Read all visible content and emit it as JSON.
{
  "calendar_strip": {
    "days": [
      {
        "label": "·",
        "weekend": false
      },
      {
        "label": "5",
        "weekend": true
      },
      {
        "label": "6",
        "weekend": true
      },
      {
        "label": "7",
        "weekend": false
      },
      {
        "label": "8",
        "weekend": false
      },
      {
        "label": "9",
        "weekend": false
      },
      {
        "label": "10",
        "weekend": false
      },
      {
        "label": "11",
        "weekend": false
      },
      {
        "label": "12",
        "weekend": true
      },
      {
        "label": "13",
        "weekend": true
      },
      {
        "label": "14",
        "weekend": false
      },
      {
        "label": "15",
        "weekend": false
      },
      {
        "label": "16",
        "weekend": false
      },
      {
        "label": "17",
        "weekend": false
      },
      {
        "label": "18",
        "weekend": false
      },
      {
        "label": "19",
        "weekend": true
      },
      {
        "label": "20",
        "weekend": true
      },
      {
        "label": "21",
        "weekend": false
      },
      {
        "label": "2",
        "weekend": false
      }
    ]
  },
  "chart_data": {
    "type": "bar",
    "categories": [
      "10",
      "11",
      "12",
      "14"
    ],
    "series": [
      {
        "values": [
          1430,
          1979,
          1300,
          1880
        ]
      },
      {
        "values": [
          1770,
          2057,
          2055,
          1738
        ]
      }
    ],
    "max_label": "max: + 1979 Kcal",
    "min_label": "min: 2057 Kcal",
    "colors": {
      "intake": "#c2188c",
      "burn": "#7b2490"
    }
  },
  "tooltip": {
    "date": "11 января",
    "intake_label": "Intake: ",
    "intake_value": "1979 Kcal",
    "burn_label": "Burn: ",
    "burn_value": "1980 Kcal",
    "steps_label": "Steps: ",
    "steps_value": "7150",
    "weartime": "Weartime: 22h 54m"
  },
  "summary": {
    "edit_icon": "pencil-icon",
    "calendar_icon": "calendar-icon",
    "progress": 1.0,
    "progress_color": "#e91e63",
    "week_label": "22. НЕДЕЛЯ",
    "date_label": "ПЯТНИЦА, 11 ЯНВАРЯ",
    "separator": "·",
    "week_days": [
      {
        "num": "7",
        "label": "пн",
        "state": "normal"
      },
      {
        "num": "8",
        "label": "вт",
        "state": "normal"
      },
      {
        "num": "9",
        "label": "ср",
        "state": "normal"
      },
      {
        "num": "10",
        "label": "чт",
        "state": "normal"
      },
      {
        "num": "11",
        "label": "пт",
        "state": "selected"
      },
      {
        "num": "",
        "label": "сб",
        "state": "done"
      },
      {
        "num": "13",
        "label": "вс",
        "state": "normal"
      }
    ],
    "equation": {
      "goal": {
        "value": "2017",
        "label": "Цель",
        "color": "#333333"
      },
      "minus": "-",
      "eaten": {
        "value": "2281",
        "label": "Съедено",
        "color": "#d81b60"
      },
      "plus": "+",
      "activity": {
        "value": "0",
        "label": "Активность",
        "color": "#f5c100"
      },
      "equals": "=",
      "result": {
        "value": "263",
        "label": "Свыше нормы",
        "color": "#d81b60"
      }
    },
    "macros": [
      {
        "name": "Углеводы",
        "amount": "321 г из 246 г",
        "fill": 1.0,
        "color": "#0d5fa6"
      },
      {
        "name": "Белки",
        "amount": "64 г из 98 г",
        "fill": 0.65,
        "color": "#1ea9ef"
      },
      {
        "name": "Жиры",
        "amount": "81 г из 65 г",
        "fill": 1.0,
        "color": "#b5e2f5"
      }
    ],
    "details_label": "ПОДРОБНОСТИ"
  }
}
------------------------------------------------------------
Given request: Please give back all of the records exactly as written.

Full solution:
Read all visible content and emit it as JSON.
{
  "calendar_strip": {
    "days": [
      {
        "label": "·",
        "weekend": false
      },
      {
        "label": "5",
        "weekend": true
      },
      {
        "label": "6",
        "weekend": true
      },
      {
        "label": "7",
        "weekend": false
      },
      {
        "label": "8",
        "weekend": false
      },
      {
        "label": "9",
        "weekend": false
      },
      {
        "label": "10",
        "weekend": false
      },
      {
        "label": "11",
        "weekend": false
      },
      {
        "label": "12",
        "weekend": true
      },
      {
        "label": "13",
        "weekend": true
      },
      {
        "label": "14",
        "weekend": false
      },
      {
        "label": "15",
        "weekend": false
      },
      {
        "label": "16",
        "weekend": false
      },
      {
        "label": "17",
        "weekend": false
      },
      {
        "label": "18",
        "weekend": false
      },
      {
        "label": "19",
        "weekend": true
      },
      {
        "label": "20",
        "weekend": true
      },
      {
        "label": "21",
        "weekend": false
      },
      {
        "label": "2",
        "weekend": false
      }
    ]
  },
  "chart_data": {
    "type": "bar",
    "categories": [
      "10",
      "11",
      "12",
      "14"
    ],
    "series": [
      {
        "values": [
          1430,
          1979,
          1300,
          1880
        ]
      },
      {
        "values": [
          1770,
          2057,
          2055,
          1738
        ]
      }
    ],
    "max_label": "max: + 1979 Kcal",
    "min_label": "min: 2057 Kcal",
    "colors": {
      "intake": "#c2188c",
      "burn": "#7b2490"
    }
  },
  "tooltip": {
    "date": "11 января",
    "intake_label": "Intake: ",
    "intake_value": "1979 Kcal",
    "burn_label": "Burn: ",
    "burn_value": "1980 Kcal",
    "steps_label": "Steps: ",
    "steps_value": "7150",
    "weartime": "Weartime: 22h 54m"
  },
  "summary": {
    "edit_icon": "pencil-icon",
    "calendar_icon": "calendar-icon",
    "progress": 1.0,
    "progress_color": "#e91e63",
    "week_label": "22. НЕДЕЛЯ",
    "date_label": "ПЯТНИЦА, 11 ЯНВАРЯ",
    "separator": "·",
    "week_days": [
      {
        "num": "7",
        "label": "пн",
        "state": "normal"
      },
      {
        "num": "8",
        "label": "вт",
        "state": "normal"
      },
      {
        "num": "9",
        "label": "ср",
        "state": "normal"
      },
      {
        "num": "10",
        "label": "чт",
        "state": "normal"
      },
      {
        "num": "11",
        "label": "пт",
        "state": "selected"
      },
      {
        "num": "",
        "label": "сб",
        "state": "done"
      },
      {
        "num": "13",
        "label": "вс",
        "state": "normal"
      }
    ],
    "equation": {
      "goal": {
        "value": "2017",
        "label": "Цель",
        "color": "#333333"
      },
      "minus": "-",
      "eaten": {
        "value": "2281",
        "label": "Съедено",
        "color": "#d81b60"
      },
      "plus": "+",
      "activity": {
        "value": "0",
        "label": "Активность",
        "color": "#f5c100"
      },
      "equals": "=",
      "result": {
        "value": "263",
        "label": "Свыше нормы",
        "color": "#d81b60"
      }
    },
    "macros": [
      {
        "name": "Углеводы",
        "amount": "321 г из 246 г",
        "fill": 1.0,
        "color": "#0d5fa6"
      },
      {
        "name": "Белки",
        "amount": "64 г из 98 г",
        "fill": 0.65,
        "color": "#1ea9ef"
      },
      {
        "name": "Жиры",
        "amount": "81 г из 65 г",
        "fill": 1.0,
        "color": "#b5e2f5"
      }
    ],
    "details_label": "ПОДРОБНОСТИ"
  }
}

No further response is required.